— START RECORDS FOR THE TASK —

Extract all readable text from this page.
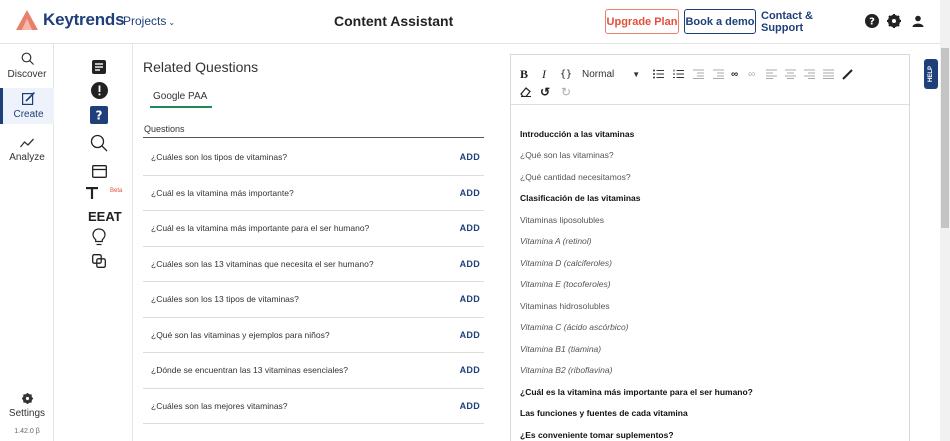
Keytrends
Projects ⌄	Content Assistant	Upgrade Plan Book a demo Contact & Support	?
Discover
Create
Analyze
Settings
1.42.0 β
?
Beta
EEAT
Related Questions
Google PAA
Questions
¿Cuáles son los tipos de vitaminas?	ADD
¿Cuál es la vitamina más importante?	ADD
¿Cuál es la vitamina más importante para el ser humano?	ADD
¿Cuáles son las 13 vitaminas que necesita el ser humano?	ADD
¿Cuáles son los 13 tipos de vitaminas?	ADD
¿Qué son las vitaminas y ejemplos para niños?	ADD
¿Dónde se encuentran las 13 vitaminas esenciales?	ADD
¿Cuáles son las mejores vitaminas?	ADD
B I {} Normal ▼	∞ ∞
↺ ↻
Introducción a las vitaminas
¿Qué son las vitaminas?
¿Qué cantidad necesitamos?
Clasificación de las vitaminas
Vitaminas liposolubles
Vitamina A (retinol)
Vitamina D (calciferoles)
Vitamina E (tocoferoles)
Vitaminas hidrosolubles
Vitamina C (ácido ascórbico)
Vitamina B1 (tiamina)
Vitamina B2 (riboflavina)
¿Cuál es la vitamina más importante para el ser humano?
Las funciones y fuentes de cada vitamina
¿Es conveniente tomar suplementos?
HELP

— END RECORDS FOR THE TASK —

# TASK REQUIREMENTS
Copy every line in the entries above that has the string "para" in it.

# WRITTEN SOLUTION
¿Cuál es la vitamina más importante para el ser humano?	ADD
¿Qué son las vitaminas y ejemplos para niños?	ADD
¿Cuál es la vitamina más importante para el ser humano?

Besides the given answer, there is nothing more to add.